**Extract provided**
#####
Projects and practices that may be identified on different points across this spectrum of ostensibly “new” urban practices include (in a somewhat arbitrary but broadly indicative listing) Park Fiction , SuperFlex, Jeanne van Heeswijk , Theaster Gates , Kerstin Bergendal , transparadiso , Space Hijackers , City Repair , NLE , and REBAR . This wide spectrum of urban spatial practices includes hybrid art, design and architectural practices as well as activist and community-based groups. Some of these initiatives are explicitly framed as attempting to contest the rhetorics and logic of neoliberal urbanism (Park Fiction), whereas some frankly adopt a by-now internationally normative discourse of creative entrepreneurialism and citizen-consumer agency (REBAR).
These spatial practices have been variously described through metaphors of territory, of combat, and of agency. Some describe these practices in terms of the locus of professional competency: “architects have expanded their practice beyond the built object and artists have moved out of the gallery, so the already blurred boundaries between the two disciplines, have become still more entwined within the realm of critical spatial practice.” Others describe these practices – or at least the more self-consciously “activist” and “critical” practices indicated here - in terms of “counter-urbanism” where the urban environment is characterized as an “enormous battlefield where different interest groups and subcultures meet and act out their symbolic political and social battles” and where “(g)ood urban interventions subvert the system, persistently throwing spanners into the works, counteracting homogeneity, and working towards a space free from domination”. While others have appealed to the language of agency and non-compliant participation in the attempt to identify the radical critical potential of some of this work: a “parallel planning process and a collective production of desires … without being commissioned by authorities to do so … connecting arts and social movements, without going into the trap of taking the ‘legal’ path of limited participation suggested by the bureaucratic system” – a “constituent way of working.”
#####
[Records held in a dataset]
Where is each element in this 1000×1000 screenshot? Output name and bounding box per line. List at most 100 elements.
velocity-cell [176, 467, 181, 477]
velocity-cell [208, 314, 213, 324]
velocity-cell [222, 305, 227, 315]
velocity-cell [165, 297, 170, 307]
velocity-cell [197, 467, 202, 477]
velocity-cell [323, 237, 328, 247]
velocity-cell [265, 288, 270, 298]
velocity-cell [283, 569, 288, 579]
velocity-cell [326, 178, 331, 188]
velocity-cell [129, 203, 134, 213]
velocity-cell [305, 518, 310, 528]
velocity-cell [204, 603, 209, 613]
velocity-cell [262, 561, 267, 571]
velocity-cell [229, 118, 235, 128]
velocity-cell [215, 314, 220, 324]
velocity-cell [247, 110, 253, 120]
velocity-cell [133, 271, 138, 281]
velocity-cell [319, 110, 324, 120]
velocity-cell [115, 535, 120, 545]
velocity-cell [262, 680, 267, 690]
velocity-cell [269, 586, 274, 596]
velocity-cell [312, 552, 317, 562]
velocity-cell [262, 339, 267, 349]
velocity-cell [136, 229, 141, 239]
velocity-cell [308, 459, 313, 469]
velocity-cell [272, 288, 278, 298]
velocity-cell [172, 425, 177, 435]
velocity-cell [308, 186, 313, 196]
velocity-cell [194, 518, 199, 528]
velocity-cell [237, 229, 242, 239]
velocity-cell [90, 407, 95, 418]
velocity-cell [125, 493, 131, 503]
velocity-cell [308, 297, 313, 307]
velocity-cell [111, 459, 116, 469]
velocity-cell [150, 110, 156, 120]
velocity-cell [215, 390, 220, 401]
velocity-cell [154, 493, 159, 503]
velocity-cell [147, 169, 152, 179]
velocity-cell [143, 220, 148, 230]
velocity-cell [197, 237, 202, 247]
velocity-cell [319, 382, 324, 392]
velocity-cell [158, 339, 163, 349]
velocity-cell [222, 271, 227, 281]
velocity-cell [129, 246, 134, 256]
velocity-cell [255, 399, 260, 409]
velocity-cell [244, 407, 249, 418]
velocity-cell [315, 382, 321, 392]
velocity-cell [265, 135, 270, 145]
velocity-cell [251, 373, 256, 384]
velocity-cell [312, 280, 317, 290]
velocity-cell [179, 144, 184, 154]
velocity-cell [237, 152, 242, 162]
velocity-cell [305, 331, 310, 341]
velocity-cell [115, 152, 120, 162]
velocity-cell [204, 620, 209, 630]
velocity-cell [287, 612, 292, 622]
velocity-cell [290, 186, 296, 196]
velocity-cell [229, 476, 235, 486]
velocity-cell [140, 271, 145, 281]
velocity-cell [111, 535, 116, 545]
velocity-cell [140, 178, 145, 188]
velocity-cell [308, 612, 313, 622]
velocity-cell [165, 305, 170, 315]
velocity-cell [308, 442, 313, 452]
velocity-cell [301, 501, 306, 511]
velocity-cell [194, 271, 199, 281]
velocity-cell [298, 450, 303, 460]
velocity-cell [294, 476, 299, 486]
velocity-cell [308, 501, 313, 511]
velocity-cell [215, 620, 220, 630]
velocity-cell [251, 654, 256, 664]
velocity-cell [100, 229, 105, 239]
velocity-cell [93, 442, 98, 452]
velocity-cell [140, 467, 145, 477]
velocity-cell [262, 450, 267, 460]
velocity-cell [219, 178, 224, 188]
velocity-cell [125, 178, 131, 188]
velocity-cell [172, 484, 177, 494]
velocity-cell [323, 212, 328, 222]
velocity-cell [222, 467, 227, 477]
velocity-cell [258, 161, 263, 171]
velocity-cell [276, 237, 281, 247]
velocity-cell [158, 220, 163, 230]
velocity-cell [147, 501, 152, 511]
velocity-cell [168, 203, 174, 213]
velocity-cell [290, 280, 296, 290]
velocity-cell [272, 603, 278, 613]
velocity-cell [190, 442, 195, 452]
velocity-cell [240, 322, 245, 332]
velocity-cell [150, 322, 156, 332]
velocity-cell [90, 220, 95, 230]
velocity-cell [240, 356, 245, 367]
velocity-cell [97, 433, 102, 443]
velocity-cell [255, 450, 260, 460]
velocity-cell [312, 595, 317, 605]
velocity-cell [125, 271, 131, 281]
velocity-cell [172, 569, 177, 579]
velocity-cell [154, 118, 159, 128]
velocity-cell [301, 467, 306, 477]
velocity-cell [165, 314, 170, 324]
#####
**Requirements**
**1)** Which three kinds of metaphor does the passage on urban spatial practices say have been used to describe these practices?
**2)** In the passage on urban spatial practices, rewrite the paragraph beginning "Projects and practices that may be identified" as a short bulleted list that keeps its main facts.
**3)** Carry on the passage on urban spatial practices from the point where it stops.

**Results**
**1)**
- Territory
- Combat
- Agency

**2)**
- Examples of these seemingly "new" urban practices include Park Fiction, SuperFlex, Jeanne van Heeswijk, Theaster Gates, Kerstin Bergendal, transparadiso, Space Hijackers, City Repair, NLE, and REBAR.
- The range covers hybrid art, design and architecture practices, along with activist and community groups.
- Some openly aim to challenge neoliberal urbanism (Park Fiction).
- Others take up the now-standard language of creative entrepreneurship and citizen-consumer agency (REBAR).

**3)**
The oppositional and/or enabling political ambition of many of these projects – often connected to themes of grass-roots democracy, activism, collaboration and self-organisation – has been an especially prominent point of debate and critique. Characteristic of the critical treatment of this range of critical/transformative urban practices is a recurrent anxiety of co-option or capture by the dominant logic of the entrepreneurial city (the branded, marketed, evented, pre-packaged, class-segregated, “creative” city that extracts value from the many to further the profit interests of the few). This often manifests in a critique of projects as “gentrifying” and servicing the interests of capital and/or as normalizing of the neoliberal state’s withdrawal from the production of “the public good” making way for the radical privatization of the social. Thus Phillips and Erdemci’s (2012) volume Social Housing-Housing the Social: Art, Property and Spatial Justice presents a form of this critique as follows:“For many years, artists have contributed to the design and organization of structures of living together, often with ambivalent effect. Whilst many have imagined—and attempted to implement—radical new forms of social housing as alternatives to both privatization and state provision, they have also ushered in waves of gentrification, thus contributing significantly to a story of capitalization now dominant within urban infrastructures.”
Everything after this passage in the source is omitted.